:: PROBLEM TO SOLVE ::
Every record that follows should be printed verbatim.

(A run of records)
--- Begin ---
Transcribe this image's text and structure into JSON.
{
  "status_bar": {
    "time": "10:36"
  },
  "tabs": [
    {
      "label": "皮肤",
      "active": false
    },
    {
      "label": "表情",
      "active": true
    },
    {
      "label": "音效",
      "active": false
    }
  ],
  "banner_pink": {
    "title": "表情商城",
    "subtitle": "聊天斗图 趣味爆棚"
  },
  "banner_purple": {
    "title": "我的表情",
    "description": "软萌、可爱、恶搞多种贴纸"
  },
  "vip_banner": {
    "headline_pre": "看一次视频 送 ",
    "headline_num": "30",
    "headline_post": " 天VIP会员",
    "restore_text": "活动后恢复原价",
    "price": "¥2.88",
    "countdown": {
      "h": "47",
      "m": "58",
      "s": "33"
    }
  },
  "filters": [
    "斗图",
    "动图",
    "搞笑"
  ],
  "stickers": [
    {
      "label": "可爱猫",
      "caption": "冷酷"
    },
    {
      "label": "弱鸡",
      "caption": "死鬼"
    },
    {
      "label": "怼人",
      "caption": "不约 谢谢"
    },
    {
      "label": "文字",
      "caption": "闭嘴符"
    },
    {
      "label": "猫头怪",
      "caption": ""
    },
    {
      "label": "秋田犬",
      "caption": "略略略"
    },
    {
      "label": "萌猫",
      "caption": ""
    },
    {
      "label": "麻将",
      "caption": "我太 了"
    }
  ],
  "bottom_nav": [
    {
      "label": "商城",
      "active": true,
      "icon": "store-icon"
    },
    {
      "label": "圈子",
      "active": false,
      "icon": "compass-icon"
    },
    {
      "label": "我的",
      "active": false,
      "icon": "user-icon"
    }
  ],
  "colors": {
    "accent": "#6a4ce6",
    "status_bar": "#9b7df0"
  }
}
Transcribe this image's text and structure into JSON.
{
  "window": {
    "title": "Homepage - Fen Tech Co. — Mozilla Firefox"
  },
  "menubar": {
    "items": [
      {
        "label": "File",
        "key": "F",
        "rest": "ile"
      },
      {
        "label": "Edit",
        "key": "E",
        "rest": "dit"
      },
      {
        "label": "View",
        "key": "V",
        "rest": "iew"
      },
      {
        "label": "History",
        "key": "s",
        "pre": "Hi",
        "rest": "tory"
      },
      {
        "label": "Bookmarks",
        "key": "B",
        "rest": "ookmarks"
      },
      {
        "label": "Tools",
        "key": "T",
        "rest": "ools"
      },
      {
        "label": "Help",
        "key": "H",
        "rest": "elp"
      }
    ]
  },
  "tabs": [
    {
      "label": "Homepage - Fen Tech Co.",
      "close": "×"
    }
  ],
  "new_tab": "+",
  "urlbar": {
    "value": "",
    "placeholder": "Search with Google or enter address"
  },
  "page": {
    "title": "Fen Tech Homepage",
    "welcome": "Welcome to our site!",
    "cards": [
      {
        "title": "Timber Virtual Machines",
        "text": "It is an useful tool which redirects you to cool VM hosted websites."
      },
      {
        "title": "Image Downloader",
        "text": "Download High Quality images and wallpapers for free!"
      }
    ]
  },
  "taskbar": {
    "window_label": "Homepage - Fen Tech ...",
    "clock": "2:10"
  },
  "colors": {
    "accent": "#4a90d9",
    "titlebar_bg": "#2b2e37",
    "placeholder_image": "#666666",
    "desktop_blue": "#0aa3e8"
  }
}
--- End ---
:: FINISHED EXERCISE ::
Transcribe this image's text and structure into JSON.
{
  "status_bar": {
    "time": "10:36"
  },
  "tabs": [
    {
      "label": "皮肤",
      "active": false
    },
    {
      "label": "表情",
      "active": true
    },
    {
      "label": "音效",
      "active": false
    }
  ],
  "banner_pink": {
    "title": "表情商城",
    "subtitle": "聊天斗图 趣味爆棚"
  },
  "banner_purple": {
    "title": "我的表情",
    "description": "软萌、可爱、恶搞多种贴纸"
  },
  "vip_banner": {
    "headline_pre": "看一次视频 送 ",
    "headline_num": "30",
    "headline_post": " 天VIP会员",
    "restore_text": "活动后恢复原价",
    "price": "¥2.88",
    "countdown": {
      "h": "47",
      "m": "58",
      "s": "33"
    }
  },
  "filters": [
    "斗图",
    "动图",
    "搞笑"
  ],
  "stickers": [
    {
      "label": "可爱猫",
      "caption": "冷酷"
    },
    {
      "label": "弱鸡",
      "caption": "死鬼"
    },
    {
      "label": "怼人",
      "caption": "不约 谢谢"
    },
    {
      "label": "文字",
      "caption": "闭嘴符"
    },
    {
      "label": "猫头怪",
      "caption": ""
    },
    {
      "label": "秋田犬",
      "caption": "略略略"
    },
    {
      "label": "萌猫",
      "caption": ""
    },
    {
      "label": "麻将",
      "caption": "我太 了"
    }
  ],
  "bottom_nav": [
    {
      "label": "商城",
      "active": true,
      "icon": "store-icon"
    },
    {
      "label": "圈子",
      "active": false,
      "icon": "compass-icon"
    },
    {
      "label": "我的",
      "active": false,
      "icon": "user-icon"
    }
  ],
  "colors": {
    "accent": "#6a4ce6",
    "status_bar": "#9b7df0"
  }
}
Transcribe this image's text and structure into JSON.
{
  "window": {
    "title": "Homepage - Fen Tech Co. — Mozilla Firefox"
  },
  "menubar": {
    "items": [
      {
        "label": "File",
        "key": "F",
        "rest": "ile"
      },
      {
        "label": "Edit",
        "key": "E",
        "rest": "dit"
      },
      {
        "label": "View",
        "key": "V",
        "rest": "iew"
      },
      {
        "label": "History",
        "key": "s",
        "pre": "Hi",
        "rest": "tory"
      },
      {
        "label": "Bookmarks",
        "key": "B",
        "rest": "ookmarks"
      },
      {
        "label": "Tools",
        "key": "T",
        "rest": "ools"
      },
      {
        "label": "Help",
        "key": "H",
        "rest": "elp"
      }
    ]
  },
  "tabs": [
    {
      "label": "Homepage - Fen Tech Co.",
      "close": "×"
    }
  ],
  "new_tab": "+",
  "urlbar": {
    "value": "",
    "placeholder": "Search with Google or enter address"
  },
  "page": {
    "title": "Fen Tech Homepage",
    "welcome": "Welcome to our site!",
    "cards": [
      {
        "title": "Timber Virtual Machines",
        "text": "It is an useful tool which redirects you to cool VM hosted websites."
      },
      {
        "title": "Image Downloader",
        "text": "Download High Quality images and wallpapers for free!"
      }
    ]
  },
  "taskbar": {
    "window_label": "Homepage - Fen Tech ...",
    "clock": "2:10"
  },
  "colors": {
    "accent": "#4a90d9",
    "titlebar_bg": "#2b2e37",
    "placeholder_image": "#666666",
    "desktop_blue": "#0aa3e8"
  }
}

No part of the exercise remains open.